Convert the lines of the following items into a JSON list of strings, with one string per line and blank lines omitted.

Stored records
»»
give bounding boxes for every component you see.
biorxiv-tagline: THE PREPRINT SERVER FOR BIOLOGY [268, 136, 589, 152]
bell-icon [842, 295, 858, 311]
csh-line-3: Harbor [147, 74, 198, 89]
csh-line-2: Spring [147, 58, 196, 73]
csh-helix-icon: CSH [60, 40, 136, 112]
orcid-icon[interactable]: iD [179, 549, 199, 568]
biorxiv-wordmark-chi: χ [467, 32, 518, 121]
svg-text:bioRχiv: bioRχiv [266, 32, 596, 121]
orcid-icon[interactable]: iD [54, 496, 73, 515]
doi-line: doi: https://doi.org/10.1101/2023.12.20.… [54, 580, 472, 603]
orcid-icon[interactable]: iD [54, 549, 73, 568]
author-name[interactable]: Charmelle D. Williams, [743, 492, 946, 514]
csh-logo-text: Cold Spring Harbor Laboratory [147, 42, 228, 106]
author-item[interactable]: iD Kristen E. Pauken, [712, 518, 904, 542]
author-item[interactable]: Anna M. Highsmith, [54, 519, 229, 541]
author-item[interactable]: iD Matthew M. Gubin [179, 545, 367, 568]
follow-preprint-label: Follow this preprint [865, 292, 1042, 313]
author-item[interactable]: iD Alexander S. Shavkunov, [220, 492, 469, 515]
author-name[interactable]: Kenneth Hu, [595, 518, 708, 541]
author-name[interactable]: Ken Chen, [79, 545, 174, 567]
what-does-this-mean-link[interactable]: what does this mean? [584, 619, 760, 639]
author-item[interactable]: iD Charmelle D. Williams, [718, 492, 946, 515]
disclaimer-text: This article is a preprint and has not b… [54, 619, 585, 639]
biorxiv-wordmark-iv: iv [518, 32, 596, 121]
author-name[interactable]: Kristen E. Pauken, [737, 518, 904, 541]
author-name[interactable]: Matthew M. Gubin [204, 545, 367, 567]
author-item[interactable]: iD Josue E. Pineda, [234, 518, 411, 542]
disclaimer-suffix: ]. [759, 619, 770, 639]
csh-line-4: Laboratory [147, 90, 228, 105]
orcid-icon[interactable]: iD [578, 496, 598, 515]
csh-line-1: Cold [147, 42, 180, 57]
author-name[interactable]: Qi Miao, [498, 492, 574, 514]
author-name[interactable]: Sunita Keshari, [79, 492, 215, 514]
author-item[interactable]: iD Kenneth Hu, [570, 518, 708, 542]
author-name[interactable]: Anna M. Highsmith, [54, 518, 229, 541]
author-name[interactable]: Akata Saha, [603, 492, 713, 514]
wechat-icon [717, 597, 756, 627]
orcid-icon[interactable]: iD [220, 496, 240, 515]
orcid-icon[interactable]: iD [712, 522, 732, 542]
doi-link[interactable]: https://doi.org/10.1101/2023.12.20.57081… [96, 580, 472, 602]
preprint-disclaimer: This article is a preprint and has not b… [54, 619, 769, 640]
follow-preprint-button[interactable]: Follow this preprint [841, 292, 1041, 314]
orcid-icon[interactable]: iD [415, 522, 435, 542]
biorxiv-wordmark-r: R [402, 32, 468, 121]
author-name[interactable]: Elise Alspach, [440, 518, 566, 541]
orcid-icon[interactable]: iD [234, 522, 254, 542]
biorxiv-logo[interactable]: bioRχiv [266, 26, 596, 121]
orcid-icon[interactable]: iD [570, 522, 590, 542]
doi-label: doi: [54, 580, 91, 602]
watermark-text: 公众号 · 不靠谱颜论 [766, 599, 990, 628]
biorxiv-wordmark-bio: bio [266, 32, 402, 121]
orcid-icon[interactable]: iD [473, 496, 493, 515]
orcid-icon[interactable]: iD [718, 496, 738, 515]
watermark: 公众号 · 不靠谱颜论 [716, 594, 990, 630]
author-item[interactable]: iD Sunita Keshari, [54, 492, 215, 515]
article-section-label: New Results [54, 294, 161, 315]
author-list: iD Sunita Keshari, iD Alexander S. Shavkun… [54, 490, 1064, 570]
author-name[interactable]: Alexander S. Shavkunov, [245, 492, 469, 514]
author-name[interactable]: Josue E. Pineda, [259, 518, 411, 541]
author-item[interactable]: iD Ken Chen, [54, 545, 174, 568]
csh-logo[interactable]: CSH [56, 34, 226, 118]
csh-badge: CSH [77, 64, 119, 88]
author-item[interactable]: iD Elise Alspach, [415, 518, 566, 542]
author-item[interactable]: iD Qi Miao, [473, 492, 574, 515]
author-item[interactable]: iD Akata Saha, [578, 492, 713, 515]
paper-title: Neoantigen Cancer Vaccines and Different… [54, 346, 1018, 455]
««
[Output]
[
  "give bounding boxes for every component you see.",
  "biorxiv-tagline: THE PREPRINT SERVER FOR BIOLOGY [268, 136, 589, 152]",
  "bell-icon [842, 295, 858, 311]",
  "csh-line-3: Harbor [147, 74, 198, 89]",
  "csh-line-2: Spring [147, 58, 196, 73]",
  "csh-helix-icon: CSH [60, 40, 136, 112]",
  "orcid-icon[interactable]: iD [179, 549, 199, 568]",
  "biorxiv-wordmark-chi: χ [467, 32, 518, 121]",
  "svg-text:bioRχiv: bioRχiv [266, 32, 596, 121]",
  "orcid-icon[interactable]: iD [54, 496, 73, 515]",
  "doi-line: doi: https://doi.org/10.1101/2023.12.20.… [54, 580, 472, 603]",
  "orcid-icon[interactable]: iD [54, 549, 73, 568]",
  "author-name[interactable]: Charmelle D. Williams, [743, 492, 946, 514]",
  "csh-logo-text: Cold Spring Harbor Laboratory [147, 42, 228, 106]",
  "author-item[interactable]: iD Kristen E. Pauken, [712, 518, 904, 542]",
  "author-item[interactable]: Anna M. Highsmith, [54, 519, 229, 541]",
  "author-item[interactable]: iD Matthew M. Gubin [179, 545, 367, 568]",
  "follow-preprint-label: Follow this preprint [865, 292, 1042, 313]",
  "author-item[interactable]: iD Alexander S. Shavkunov, [220, 492, 469, 515]",
  "author-name[interactable]: Kenneth Hu, [595, 518, 708, 541]",
  "author-name[interactable]: Ken Chen, [79, 545, 174, 567]",
  "what-does-this-mean-link[interactable]: what does this mean? [584, 619, 760, 639]",
  "author-item[interactable]: iD Charmelle D. Williams, [718, 492, 946, 515]",
  "disclaimer-text: This article is a preprint and has not b… [54, 619, 585, 639]",
  "biorxiv-wordmark-iv: iv [518, 32, 596, 121]",
  "author-name[interactable]: Kristen E. Pauken, [737, 518, 904, 541]",
  "author-name[interactable]: Matthew M. Gubin [204, 545, 367, 567]",
  "author-item[interactable]: iD Josue E. Pineda, [234, 518, 411, 542]",
  "disclaimer-suffix: ]. [759, 619, 770, 639]",
  "csh-line-4: Laboratory [147, 90, 228, 105]",
  "orcid-icon[interactable]: iD [578, 496, 598, 515]",
  "csh-line-1: Cold [147, 42, 180, 57]",
  "author-name[interactable]: Qi Miao, [498, 492, 574, 514]",
  "author-name[interactable]: Sunita Keshari, [79, 492, 215, 514]",
  "author-item[interactable]: iD Kenneth Hu, [570, 518, 708, 542]",
  "author-name[interactable]: Anna M. Highsmith, [54, 518, 229, 541]",
  "author-name[interactable]: Akata Saha, [603, 492, 713, 514]",
  "wechat-icon [717, 597, 756, 627]",
  "orcid-icon[interactable]: iD [220, 496, 240, 515]",
  "orcid-icon[interactable]: iD [712, 522, 732, 542]",
  "doi-link[interactable]: https://doi.org/10.1101/2023.12.20.57081… [96, 580, 472, 602]",
  "preprint-disclaimer: This article is a preprint and has not b… [54, 619, 769, 640]",
  "follow-preprint-button[interactable]: Follow this preprint [841, 292, 1041, 314]",
  "orcid-icon[interactable]: iD [415, 522, 435, 542]",
  "biorxiv-wordmark-r: R [402, 32, 468, 121]",
  "author-name[interactable]: Elise Alspach, [440, 518, 566, 541]",
  "orcid-icon[interactable]: iD [234, 522, 254, 542]",
  "biorxiv-logo[interactable]: bioRχiv [266, 26, 596, 121]",
  "orcid-icon[interactable]: iD [570, 522, 590, 542]",
  "doi-label: doi: [54, 580, 91, 602]",
  "watermark-text: 公众号 · 不靠谱颜论 [766, 599, 990, 628]",
  "biorxiv-wordmark-bio: bio [266, 32, 402, 121]",
  "orcid-icon[interactable]: iD [473, 496, 493, 515]",
  "orcid-icon[interactable]: iD [718, 496, 738, 515]",
  "watermark: 公众号 · 不靠谱颜论 [716, 594, 990, 630]",
  "author-item[interactable]: iD Sunita Keshari, [54, 492, 215, 515]",
  "article-section-label: New Results [54, 294, 161, 315]",
  "author-list: iD Sunita Keshari, iD Alexander S. Shavkun… [54, 490, 1064, 570]",
  "author-name[interactable]: Alexander S. Shavkunov, [245, 492, 469, 514]",
  "author-name[interactable]: Josue E. Pineda, [259, 518, 411, 541]",
  "author-item[interactable]: iD Ken Chen, [54, 545, 174, 568]",
  "csh-logo[interactable]: CSH [56, 34, 226, 118]",
  "csh-badge: CSH [77, 64, 119, 88]",
  "author-item[interactable]: iD Elise Alspach, [415, 518, 566, 542]",
  "author-item[interactable]: iD Qi Miao, [473, 492, 574, 515]",
  "author-item[interactable]: iD Akata Saha, [578, 492, 713, 515]",
  "paper-title: Neoantigen Cancer Vaccines and Different… [54, 346, 1018, 455]"
]